◆ **What is asked**
Every record here should be printed again exactly.

[Start of Data rows]

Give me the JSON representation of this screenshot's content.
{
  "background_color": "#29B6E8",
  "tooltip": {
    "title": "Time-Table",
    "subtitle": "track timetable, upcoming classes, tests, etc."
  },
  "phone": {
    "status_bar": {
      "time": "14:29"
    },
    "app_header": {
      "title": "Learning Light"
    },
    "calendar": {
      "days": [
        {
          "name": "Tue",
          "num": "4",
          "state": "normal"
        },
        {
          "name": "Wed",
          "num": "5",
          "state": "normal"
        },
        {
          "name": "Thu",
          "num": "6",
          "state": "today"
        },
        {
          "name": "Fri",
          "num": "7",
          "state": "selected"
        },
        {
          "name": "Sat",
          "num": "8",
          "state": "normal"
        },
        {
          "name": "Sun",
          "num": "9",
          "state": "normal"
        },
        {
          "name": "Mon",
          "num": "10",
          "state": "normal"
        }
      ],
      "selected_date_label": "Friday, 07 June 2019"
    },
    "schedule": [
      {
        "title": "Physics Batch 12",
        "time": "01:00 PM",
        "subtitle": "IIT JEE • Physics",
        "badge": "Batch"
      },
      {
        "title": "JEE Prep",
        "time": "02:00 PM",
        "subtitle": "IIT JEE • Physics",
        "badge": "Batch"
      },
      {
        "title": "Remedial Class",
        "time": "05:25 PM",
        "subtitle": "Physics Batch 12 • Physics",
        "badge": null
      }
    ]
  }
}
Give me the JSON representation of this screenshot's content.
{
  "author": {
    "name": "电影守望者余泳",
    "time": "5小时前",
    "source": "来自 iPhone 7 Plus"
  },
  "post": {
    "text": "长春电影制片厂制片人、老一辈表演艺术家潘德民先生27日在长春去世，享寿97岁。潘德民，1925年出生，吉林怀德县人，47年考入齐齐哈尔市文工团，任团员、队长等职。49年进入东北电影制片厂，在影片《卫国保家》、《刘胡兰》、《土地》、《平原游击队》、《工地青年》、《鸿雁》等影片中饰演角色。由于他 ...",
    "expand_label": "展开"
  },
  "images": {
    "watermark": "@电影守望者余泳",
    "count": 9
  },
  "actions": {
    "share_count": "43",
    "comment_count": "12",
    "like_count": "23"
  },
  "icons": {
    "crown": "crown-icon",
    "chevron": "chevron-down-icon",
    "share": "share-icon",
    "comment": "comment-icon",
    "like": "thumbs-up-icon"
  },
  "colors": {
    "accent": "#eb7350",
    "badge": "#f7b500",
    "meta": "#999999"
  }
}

[End of Data rows]

◆ **Answer in full**
Give me the JSON representation of this screenshot's content.
{
  "background_color": "#29B6E8",
  "tooltip": {
    "title": "Time-Table",
    "subtitle": "track timetable, upcoming classes, tests, etc."
  },
  "phone": {
    "status_bar": {
      "time": "14:29"
    },
    "app_header": {
      "title": "Learning Light"
    },
    "calendar": {
      "days": [
        {
          "name": "Tue",
          "num": "4",
          "state": "normal"
        },
        {
          "name": "Wed",
          "num": "5",
          "state": "normal"
        },
        {
          "name": "Thu",
          "num": "6",
          "state": "today"
        },
        {
          "name": "Fri",
          "num": "7",
          "state": "selected"
        },
        {
          "name": "Sat",
          "num": "8",
          "state": "normal"
        },
        {
          "name": "Sun",
          "num": "9",
          "state": "normal"
        },
        {
          "name": "Mon",
          "num": "10",
          "state": "normal"
        }
      ],
      "selected_date_label": "Friday, 07 June 2019"
    },
    "schedule": [
      {
        "title": "Physics Batch 12",
        "time": "01:00 PM",
        "subtitle": "IIT JEE • Physics",
        "badge": "Batch"
      },
      {
        "title": "JEE Prep",
        "time": "02:00 PM",
        "subtitle": "IIT JEE • Physics",
        "badge": "Batch"
      },
      {
        "title": "Remedial Class",
        "time": "05:25 PM",
        "subtitle": "Physics Batch 12 • Physics",
        "badge": null
      }
    ]
  }
}
Give me the JSON representation of this screenshot's content.
{
  "author": {
    "name": "电影守望者余泳",
    "time": "5小时前",
    "source": "来自 iPhone 7 Plus"
  },
  "post": {
    "text": "长春电影制片厂制片人、老一辈表演艺术家潘德民先生27日在长春去世，享寿97岁。潘德民，1925年出生，吉林怀德县人，47年考入齐齐哈尔市文工团，任团员、队长等职。49年进入东北电影制片厂，在影片《卫国保家》、《刘胡兰》、《土地》、《平原游击队》、《工地青年》、《鸿雁》等影片中饰演角色。由于他 ...",
    "expand_label": "展开"
  },
  "images": {
    "watermark": "@电影守望者余泳",
    "count": 9
  },
  "actions": {
    "share_count": "43",
    "comment_count": "12",
    "like_count": "23"
  },
  "icons": {
    "crown": "crown-icon",
    "chevron": "chevron-down-icon",
    "share": "share-icon",
    "comment": "comment-icon",
    "like": "thumbs-up-icon"
  },
  "colors": {
    "accent": "#eb7350",
    "badge": "#f7b500",
    "meta": "#999999"
  }
}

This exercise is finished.